It’s like saying what takes the most skill, rugby or football. They are different sports that just happen to use a ball. Doesn’t mean they are comparable.
Nowadays I mainly ride road, fitness has always been important to me, but I still enjoy getting out on the mountain bike. I’ve raced crits, road races, XC and CX. Road racing is probably the easiest to come to terms with quickly. A lot of people on here are happy to ride black downhill but may have never been in a fast moving peloton doing 30mph inches away from the handlebars of the next rider and the wheel in front. It takes time to learn how to ride safely in a fast group while you are above threshold (and I don’t mean a club run on a Sunday with your mates).
I’d say that at the amateur level most roadies have decent bike handling skills, because as I mentioned earlier, we tend to do lots of different disciplines throughout our lives.
I’ve never done trials or BMX so can’t really comment, but looks even further removed from what I consider cycling. Probably similar to saying what is harder, dressage or the grand national?
if you can ride a bike across some hills and fields then that is essentially XC
What the actual f?
NO-ONE rides around fields, this hasn't happened since the 90s if it ever did.
XC race courses are loads of tight twisty singletrack, generally. Stop imagining yourself as a rufty tufty cool 'trail' rider and all these XC mincers trundling around a field (that's Cyclocross).
What people call 'trail', that's XC.
I do think people forget that roadies are also from other disciplines as well. We don’t just pick up a road bike and ignore all other cycling
It doesn't matter what other riding they do. They use less skill road racing than they would riding dh. Or splashing through puddles.
Or splashing through puddles.
Bloody tough, that...
It doesn’t matter what other riding they do. They use less skill road racing than they would riding dh. Or splashing through puddles.
Yep, put cycling pjs on, get on big full susser, ride for five minutes, maybe pedal, picking a line, drink a red bull. Tbf that’s a bit more skilful than xc which is trundling around a field.
Tbf that’s a bit more skilful than xc which is trundling around a field.
which in turn is a lot more skillful than roadie, which is essentially going for a jolly cruise in the countryside being towed along by your mates...
You've broken down the bigger wheeled disciplines but are still calling BMX just BMX which is crazy, some have called out flatland but you have race, dirt jumping, street riding, park riding and vert riding and some of these now over lap with park/ramp tricks being done on the streets.
For me, flatland is the most skilled discipline, most of the others require large kahunas but not much skill.
BMX is to MTB what track is to road.
Is where you learn the basic skills to make you a better rider when you make the step
I dont agree with this statement that BMX is the building step for MTB, there are lots and lots of MTB'ers who couldnt make the step to any of the BMX disciplines listed above! The only real steps they share is learning to ride a bike regardless of wheel sizes!

> [WORK INSTRUCTIONS]
1. In the cycling forum discussion, what does one poster say XC race courses generally consist of?
2. Carry on the cycling forum discussion with a few more posts in the same style, starting after its final post.
The records below come from a separate source and are unrelated to the cycling discussion.

[Boxed element entries]
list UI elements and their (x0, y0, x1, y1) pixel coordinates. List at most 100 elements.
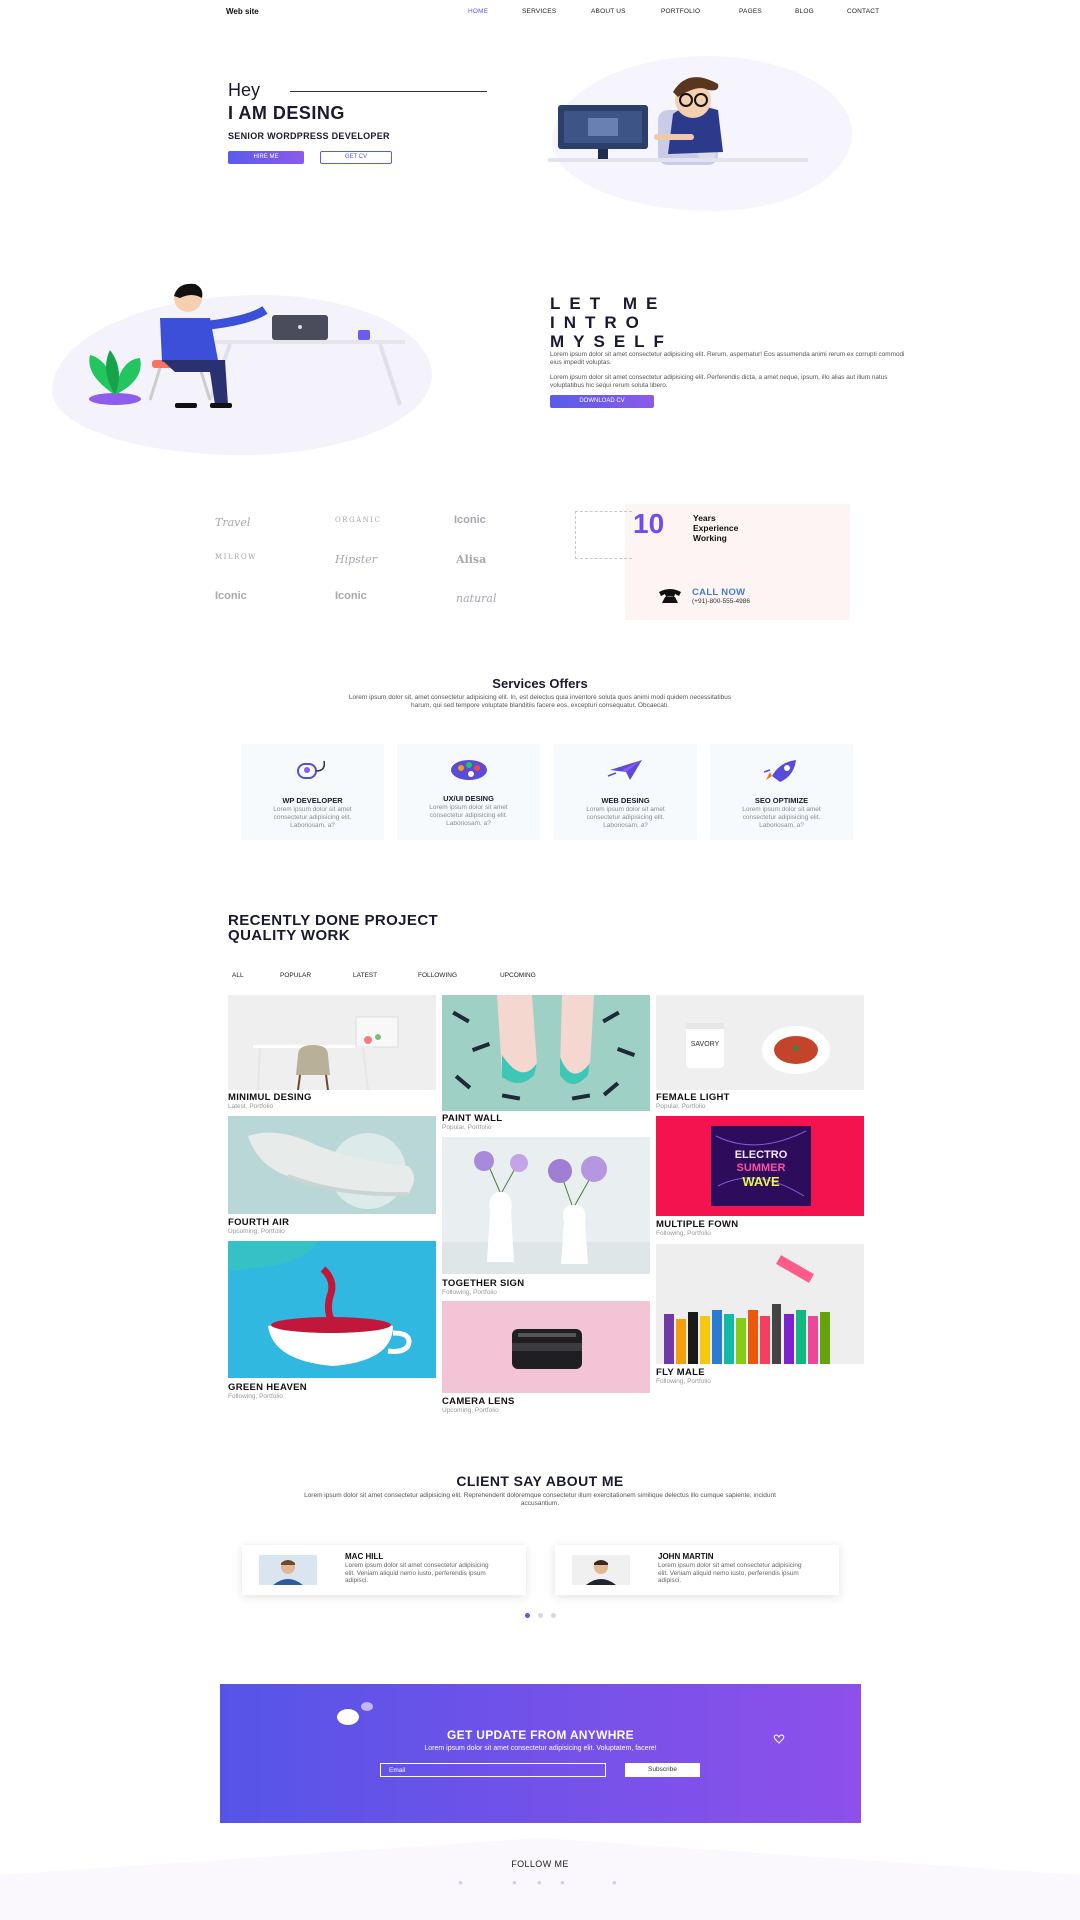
nav-home[interactable]: HOME (468, 8, 488, 15)
decor-circle (361, 1702, 373, 1711)
youtube-icon[interactable]: ● (560, 1878, 565, 1887)
hero-subtitle: SENIOR WORDPRESS DEVELOPER (228, 131, 390, 141)
service-card-wp[interactable]: WP DEVELOPER Lorem ipsum dolor sit amet … (241, 744, 384, 840)
instagram-icon[interactable]: ● (537, 1878, 542, 1887)
portfolio-image-sneaker[interactable] (228, 1116, 436, 1214)
developer-illustration (548, 77, 808, 165)
tile-title[interactable]: FLY MALE (656, 1367, 705, 1378)
nav-portfolio[interactable]: PORTFOLIO (661, 8, 700, 15)
tile-subtitle: Upcoming, Portfolio (442, 1407, 499, 1414)
portfolio-image-vases[interactable] (442, 1137, 650, 1274)
avatar (259, 1555, 317, 1585)
tile-title[interactable]: CAMERA LENS (442, 1396, 515, 1407)
testimonial-text: Lorem ipsum dolor sit amet consectetur a… (658, 1562, 802, 1584)
tile-title[interactable]: MINIMUL DESING (228, 1092, 312, 1103)
brand-logo: Iconic (335, 590, 367, 602)
service-description: Lorem ipsum dolor sit amet consectetur a… (429, 804, 508, 827)
brand-logo: Hipster (335, 553, 377, 566)
service-name: SEO OPTIMIZE (754, 796, 809, 805)
experience-label-line: Working (693, 533, 727, 543)
filter-upcoming[interactable]: UPCOMING (500, 972, 536, 979)
portfolio-image-teacup[interactable] (228, 1241, 436, 1378)
service-name: UX/UI DESING (443, 794, 494, 803)
tile-subtitle: Upcoming, Portfolio (228, 1228, 285, 1235)
filter-latest[interactable]: LATEST (353, 972, 377, 979)
testimonial-card: JOHN MARTIN Lorem ipsum dolor sit amet c… (555, 1545, 839, 1595)
subscribe-button[interactable]: Subscribe (625, 1763, 700, 1777)
mouse-icon (297, 760, 326, 779)
download-cv-button[interactable]: DOWNLOAD CV (550, 395, 654, 408)
dotted-frame (575, 511, 632, 559)
testimonial-text: Lorem ipsum dolor sit amet consectetur a… (345, 1562, 489, 1584)
filter-all[interactable]: ALL (232, 972, 244, 979)
portfolio-heading-line: RECENTLY DONE PROJECT (228, 912, 439, 929)
portfolio-heading-line: QUALITY WORK (228, 927, 351, 944)
tile-subtitle: Following, Portfolio (442, 1289, 497, 1296)
follow-title: FOLLOW ME (511, 1859, 569, 1869)
carousel-dot-active[interactable] (525, 1613, 530, 1618)
tile-title[interactable]: PAINT WALL (442, 1113, 502, 1124)
brand-logo: Iconic (215, 590, 247, 602)
tile-subtitle: Following, Portfolio (656, 1230, 711, 1237)
brand-logo: Iconic (454, 514, 486, 526)
tile-title[interactable]: FOURTH AIR (228, 1217, 289, 1228)
decor-circle (337, 1709, 359, 1725)
tile-title[interactable]: GREEN HEAVEN (228, 1382, 307, 1393)
phone-icon (659, 589, 681, 603)
experience-label: Years Experience Working (693, 513, 738, 543)
experience-number: 10 (633, 508, 665, 539)
testimonials-description: Lorem ipsum dolor sit amet consectetur a… (304, 1492, 776, 1507)
nav-services[interactable]: SERVICES (522, 8, 556, 15)
portfolio-image-camera-lens[interactable] (442, 1301, 650, 1393)
service-card-seo[interactable]: SEO OPTIMIZE Lorem ipsum dolor sit amet … (710, 744, 853, 840)
call-now-link[interactable]: CALL NOW (692, 587, 745, 598)
rocket-icon (763, 760, 796, 782)
vimeo-icon[interactable]: ● (612, 1878, 617, 1887)
hire-me-button[interactable]: HIRE ME (228, 151, 304, 164)
tile-title[interactable]: TOGETHER SIGN (442, 1278, 524, 1289)
portfolio-image-savory[interactable]: SAVORY (656, 995, 864, 1090)
service-card-web[interactable]: WEB DESING Lorem ipsum dolor sit amet co… (554, 744, 697, 840)
intro-paragraph-1: Lorem ipsum dolor sit amet consectetur a… (550, 351, 905, 366)
newsletter-title: GET UPDATE FROM ANYWHRE (447, 1728, 634, 1742)
hero-title: I AM DESING (228, 103, 345, 123)
get-cv-button[interactable]: GET CV (320, 151, 392, 164)
nav-about-us[interactable]: ABOUT US (591, 8, 626, 15)
portfolio-image-minimal[interactable] (228, 995, 436, 1090)
service-name: WP DEVELOPER (282, 796, 343, 805)
service-card-uxui[interactable]: UX/UI DESING Lorem ipsum dolor sit amet … (397, 744, 540, 840)
portfolio-heading: RECENTLY DONE PROJECT QUALITY WORK (228, 913, 438, 943)
phone-number: (+91)-800-555-4986 (692, 598, 750, 605)
nav-contact[interactable]: CONTACT (847, 8, 879, 15)
tile-subtitle: Following, Portfolio (228, 1393, 283, 1400)
facebook-icon[interactable]: ● (458, 1878, 463, 1887)
filter-following[interactable]: FOLLOWING (418, 972, 457, 979)
nav-blog[interactable]: BLOG (795, 8, 814, 15)
workspace-illustration (89, 283, 405, 408)
summer-text: SUMMER (737, 1162, 786, 1174)
service-name: WEB DESING (601, 796, 650, 805)
portfolio-image-socks[interactable] (442, 995, 650, 1111)
nav-pages[interactable]: PAGES (739, 8, 762, 15)
tile-title[interactable]: MULTIPLE FOWN (656, 1219, 738, 1230)
carousel-dot[interactable] (538, 1613, 543, 1618)
service-description: Lorem ipsum dolor sit amet consectetur a… (273, 806, 352, 829)
portfolio-image-electro-wave[interactable]: ELECTRO SUMMER WAVE (656, 1116, 864, 1216)
service-description: Lorem ipsum dolor sit amet consectetur a… (586, 806, 665, 829)
services-title: Services Offers (492, 676, 588, 691)
filter-popular[interactable]: POPULAR (280, 972, 311, 979)
twitter-icon[interactable]: ● (512, 1878, 517, 1887)
intro-title-line: MYSELF (550, 332, 673, 351)
savory-text: SAVORY (691, 1041, 720, 1048)
tile-subtitle: Popular, Portfolio (442, 1124, 492, 1131)
portfolio-image-markers[interactable] (656, 1244, 864, 1364)
tile-subtitle: Latest, Portfolio (228, 1103, 274, 1110)
hero-divider (290, 91, 487, 92)
carousel-dot[interactable] (551, 1613, 556, 1618)
tile-title[interactable]: FEMALE LIGHT (656, 1092, 730, 1103)
brand-logo: ORGANIC (335, 516, 382, 524)
site-logo[interactable]: Web site (226, 7, 259, 16)
email-field[interactable] (380, 1763, 606, 1777)
hero-greeting: Hey (228, 80, 261, 100)
paper-plane-icon (607, 760, 642, 780)
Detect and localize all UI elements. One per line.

> [IN RESPONSE]
1. Loads of tight twisty singletrack.

2.
. I’ve raced crits, road races, XC and CX. Road racing is probably the easiest to come to terms with quickly.
Done similar but with track and tt as well, I found xc the easiest to come to terms with quickly - obviously apart from tt’ing and being very unfit.
which in turn is a lot more skillful than roadie, which is essentially going for a jolly cruise in the countryside being towed along by your mates…
Takes a lot of a skill to sit on a wheel and avoid taking any turns at the front;)
I love watching the big road races, tours etc, the tactics are fascinating as is the judgement & timing of when to attack or let people go and the bravery and skill of riders who can attack on the descents is something else. But most roadies are saying one of the biggest skills required is riding close to a other riders in a large group at high speed? So for 99.45% of road riders that's not required which leaves you riding tarmac on your own or maybe a couple of others. That certainly drops the skill required to participate way off the bottom of the list yes?
I think it would be accurate to say that 99.45% of the stw mountain biking holds no relation to dh or xc racing or the skill for them either so they’re down the bottom as well, just below road and cx;)
A solo mountainbike ride for me includes mud, roots, stream crossings jumps, drops & severe climbs littered with rocks & ruts.
A solo or group road ride on tarmac just does not compare. Simple?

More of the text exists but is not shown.